(YOUR TASK): For each line below that includes the word "Zustimmung", make a copy.

Extracted records

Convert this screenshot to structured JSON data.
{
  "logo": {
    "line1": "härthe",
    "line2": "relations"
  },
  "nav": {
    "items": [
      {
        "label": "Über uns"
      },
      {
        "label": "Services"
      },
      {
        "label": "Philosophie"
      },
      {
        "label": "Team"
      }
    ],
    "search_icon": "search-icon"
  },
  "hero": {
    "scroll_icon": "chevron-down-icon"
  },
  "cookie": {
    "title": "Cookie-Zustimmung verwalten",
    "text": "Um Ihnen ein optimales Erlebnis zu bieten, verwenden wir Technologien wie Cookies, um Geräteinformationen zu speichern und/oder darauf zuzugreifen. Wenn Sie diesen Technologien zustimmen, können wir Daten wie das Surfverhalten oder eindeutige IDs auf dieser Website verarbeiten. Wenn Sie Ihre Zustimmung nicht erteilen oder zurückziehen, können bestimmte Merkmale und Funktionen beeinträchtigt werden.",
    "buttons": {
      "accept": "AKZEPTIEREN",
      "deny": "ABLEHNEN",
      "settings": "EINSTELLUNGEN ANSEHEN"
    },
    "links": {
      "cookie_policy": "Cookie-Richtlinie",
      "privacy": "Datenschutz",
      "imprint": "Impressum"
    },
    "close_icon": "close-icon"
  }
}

(EXERCISE RESPONSE):
    "title": "Cookie-Zustimmung verwalten",
    "text": "Um Ihnen ein optimales Erlebnis zu bieten, verwenden wir Technologien wie Cookies, um Geräteinformationen zu speichern und/oder darauf zuzugreifen. Wenn Sie diesen Technologien zustimmen, können wir Daten wie das Surfverhalten oder eindeutige IDs auf dieser Website verarbeiten. Wenn Sie Ihre Zustimmung nicht erteilen oder zurückziehen, können bestimmte Merkmale und Funktionen beeinträchtigt werden.",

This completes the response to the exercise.